** GIVEN TASK 1 **
According to the theater review, which actor plays Dotty Otley?

+ + +

Reviewed – 3rd October

★★★★

 

“a gloriously silly evening”

 

When all around is strife and uncertainty, there’s nothing like a good old-fashioned plate of… farce. Thirty-seven years after its debut performance at the Lyric Hammersmith, Michael Frayn’s play of backstage antics bleeding into on stage catastrophe is as thigh-slappingly funny as ever.

For West End audiences used to the meta-theatricality of Mischief Theatre’s ‘The Play That Goes Wrong’ will find themselves on familiar territory here – Mischief’s hugely successful show it essentially a full-length take on Frayn’s final act. What this production allows however is a look behind the scenes, seeing the love triangles, squabbles and gossip that take places in corners the audience normally cannot see. Act One introduces the array of wonderfully exuberant characters in rehearsal, Act Two takes us literally behind the scenes to show how love breaks this particularly touring company apart, and Act Three takes us further along the tour when the actor’s exasperation causes absolute chaos onstage.

The joy is seeing all the jokes set up in Act One come to fruition in Act Three. Jeremy Herrin’s production keeps the energy high and the pace quick. His ensemble leap to the challenge. Sarah Hadland is gossipy dame using balletic posture and glued on grins to see the show through. Richard Henders plays an excellent Frederick Fellowes, epitomising the actor seeking meaning for every move he makes. Simon Rouse plays a drunken octogenarian with aplomb and Lloyd Owen is a suitably sarcastic and exasperated director. Meera Syal, as Dotty Otley, lives up to her name, unable to remember when to bring sardines on and when to bring them off.

+ + +

** GIVEN TASK 2 **
Reproduce the records verbatim, starting with their first line and ending with the line that contains "GLUCOMUTASE: PHOSPHO- GLUCOMUTASE: [80, 120, 147, 140]", including both of those lines.

+ + +

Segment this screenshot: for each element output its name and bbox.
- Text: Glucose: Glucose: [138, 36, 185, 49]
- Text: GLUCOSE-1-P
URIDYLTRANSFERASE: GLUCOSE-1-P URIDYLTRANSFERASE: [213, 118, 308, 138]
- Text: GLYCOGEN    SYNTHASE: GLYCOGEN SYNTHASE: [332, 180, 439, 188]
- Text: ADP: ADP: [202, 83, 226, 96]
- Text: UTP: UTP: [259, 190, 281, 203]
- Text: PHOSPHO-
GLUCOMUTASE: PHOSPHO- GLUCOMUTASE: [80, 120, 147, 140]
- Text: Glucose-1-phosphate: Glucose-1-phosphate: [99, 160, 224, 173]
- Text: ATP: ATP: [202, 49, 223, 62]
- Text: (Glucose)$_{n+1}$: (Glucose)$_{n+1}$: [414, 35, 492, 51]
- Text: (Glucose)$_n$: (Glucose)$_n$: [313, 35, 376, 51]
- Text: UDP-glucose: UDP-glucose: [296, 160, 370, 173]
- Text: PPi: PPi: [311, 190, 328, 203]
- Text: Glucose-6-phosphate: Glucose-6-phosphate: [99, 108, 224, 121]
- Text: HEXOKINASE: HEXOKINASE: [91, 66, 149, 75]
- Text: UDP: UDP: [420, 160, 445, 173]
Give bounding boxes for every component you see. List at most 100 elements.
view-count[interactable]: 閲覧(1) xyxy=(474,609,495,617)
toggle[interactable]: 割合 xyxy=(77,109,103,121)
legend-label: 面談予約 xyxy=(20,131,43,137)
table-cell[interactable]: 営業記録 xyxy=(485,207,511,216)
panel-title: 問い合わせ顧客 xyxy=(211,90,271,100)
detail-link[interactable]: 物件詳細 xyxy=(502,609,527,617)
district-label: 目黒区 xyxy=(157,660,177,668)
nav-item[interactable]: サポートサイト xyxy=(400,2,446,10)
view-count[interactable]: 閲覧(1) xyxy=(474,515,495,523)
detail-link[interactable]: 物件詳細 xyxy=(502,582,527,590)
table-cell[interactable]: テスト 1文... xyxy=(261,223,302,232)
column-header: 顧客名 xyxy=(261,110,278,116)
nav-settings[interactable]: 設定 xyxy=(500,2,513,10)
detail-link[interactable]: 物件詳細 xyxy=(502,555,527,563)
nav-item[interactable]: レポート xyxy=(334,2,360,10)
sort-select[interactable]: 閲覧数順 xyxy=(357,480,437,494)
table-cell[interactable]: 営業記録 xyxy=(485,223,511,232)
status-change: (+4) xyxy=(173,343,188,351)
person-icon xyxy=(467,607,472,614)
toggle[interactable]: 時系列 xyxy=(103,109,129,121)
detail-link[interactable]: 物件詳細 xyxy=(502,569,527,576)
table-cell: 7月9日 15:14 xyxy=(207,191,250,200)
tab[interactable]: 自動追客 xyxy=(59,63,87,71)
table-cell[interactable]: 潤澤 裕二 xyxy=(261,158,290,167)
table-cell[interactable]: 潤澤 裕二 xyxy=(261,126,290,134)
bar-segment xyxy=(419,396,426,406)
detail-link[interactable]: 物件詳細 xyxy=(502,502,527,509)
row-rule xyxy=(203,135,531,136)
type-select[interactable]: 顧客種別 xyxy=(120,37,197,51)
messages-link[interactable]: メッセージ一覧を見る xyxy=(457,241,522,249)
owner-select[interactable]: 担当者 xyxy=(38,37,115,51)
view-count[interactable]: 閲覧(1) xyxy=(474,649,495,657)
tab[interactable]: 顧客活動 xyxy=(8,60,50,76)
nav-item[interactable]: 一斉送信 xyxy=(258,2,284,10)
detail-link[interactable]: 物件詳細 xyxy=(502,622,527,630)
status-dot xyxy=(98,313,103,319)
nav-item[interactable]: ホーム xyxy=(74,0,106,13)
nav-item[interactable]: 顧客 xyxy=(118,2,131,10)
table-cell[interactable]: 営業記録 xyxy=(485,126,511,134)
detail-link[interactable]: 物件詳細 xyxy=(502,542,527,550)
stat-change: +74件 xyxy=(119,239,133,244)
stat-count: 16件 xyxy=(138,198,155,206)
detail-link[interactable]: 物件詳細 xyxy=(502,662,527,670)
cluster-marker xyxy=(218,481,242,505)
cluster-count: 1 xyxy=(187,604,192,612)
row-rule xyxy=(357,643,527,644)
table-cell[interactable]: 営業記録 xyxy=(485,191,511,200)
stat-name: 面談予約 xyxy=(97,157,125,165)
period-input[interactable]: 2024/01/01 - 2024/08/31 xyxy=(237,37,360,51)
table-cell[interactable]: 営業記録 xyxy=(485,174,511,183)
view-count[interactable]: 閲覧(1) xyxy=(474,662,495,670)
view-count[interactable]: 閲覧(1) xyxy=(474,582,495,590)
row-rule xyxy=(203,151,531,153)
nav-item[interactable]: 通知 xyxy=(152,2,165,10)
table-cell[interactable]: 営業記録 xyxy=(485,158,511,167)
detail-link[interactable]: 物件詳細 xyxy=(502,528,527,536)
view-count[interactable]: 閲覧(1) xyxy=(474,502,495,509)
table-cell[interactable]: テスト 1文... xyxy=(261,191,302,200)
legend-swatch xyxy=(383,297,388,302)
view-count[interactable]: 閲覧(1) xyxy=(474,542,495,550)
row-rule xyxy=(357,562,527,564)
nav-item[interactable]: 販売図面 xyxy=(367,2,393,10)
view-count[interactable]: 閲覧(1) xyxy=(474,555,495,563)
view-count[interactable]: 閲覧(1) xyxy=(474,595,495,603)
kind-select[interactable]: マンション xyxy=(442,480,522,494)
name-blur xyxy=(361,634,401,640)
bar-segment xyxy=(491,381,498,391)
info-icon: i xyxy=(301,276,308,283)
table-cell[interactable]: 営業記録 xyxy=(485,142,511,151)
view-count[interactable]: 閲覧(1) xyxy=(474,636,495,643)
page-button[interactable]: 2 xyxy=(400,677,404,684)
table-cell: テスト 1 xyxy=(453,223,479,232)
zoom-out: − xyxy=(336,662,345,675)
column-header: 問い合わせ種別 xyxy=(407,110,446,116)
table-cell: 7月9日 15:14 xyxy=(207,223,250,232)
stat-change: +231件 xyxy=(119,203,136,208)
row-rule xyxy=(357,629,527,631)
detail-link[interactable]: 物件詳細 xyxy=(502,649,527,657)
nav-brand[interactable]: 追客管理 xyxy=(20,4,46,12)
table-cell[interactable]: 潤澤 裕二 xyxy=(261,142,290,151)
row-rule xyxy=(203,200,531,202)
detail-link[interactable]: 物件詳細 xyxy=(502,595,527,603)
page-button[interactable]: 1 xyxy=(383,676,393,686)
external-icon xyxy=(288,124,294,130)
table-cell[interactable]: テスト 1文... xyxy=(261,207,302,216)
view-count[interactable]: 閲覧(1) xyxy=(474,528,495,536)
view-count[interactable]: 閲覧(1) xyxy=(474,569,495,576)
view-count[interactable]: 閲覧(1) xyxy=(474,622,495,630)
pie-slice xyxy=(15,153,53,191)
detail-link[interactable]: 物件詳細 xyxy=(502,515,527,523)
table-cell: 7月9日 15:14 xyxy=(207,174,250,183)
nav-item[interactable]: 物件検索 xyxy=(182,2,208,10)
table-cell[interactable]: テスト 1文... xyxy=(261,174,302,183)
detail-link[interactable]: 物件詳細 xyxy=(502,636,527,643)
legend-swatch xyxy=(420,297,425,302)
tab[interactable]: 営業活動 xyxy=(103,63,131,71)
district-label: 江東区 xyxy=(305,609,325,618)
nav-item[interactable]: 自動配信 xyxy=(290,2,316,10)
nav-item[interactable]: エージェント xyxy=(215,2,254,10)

+ + +

** TASK SOLUTION 1 **
Meera Syal

** TASK SOLUTION 2 **
Segment this screenshot: for each element output its name and bbox.
- Text: Glucose: Glucose: [138, 36, 185, 49]
- Text: GLUCOSE-1-P
URIDYLTRANSFERASE: GLUCOSE-1-P URIDYLTRANSFERASE: [213, 118, 308, 138]
- Text: GLYCOGEN    SYNTHASE: GLYCOGEN SYNTHASE: [332, 180, 439, 188]
- Text: ADP: ADP: [202, 83, 226, 96]
- Text: UTP: UTP: [259, 190, 281, 203]
- Text: PHOSPHO-
GLUCOMUTASE: PHOSPHO- GLUCOMUTASE: [80, 120, 147, 140]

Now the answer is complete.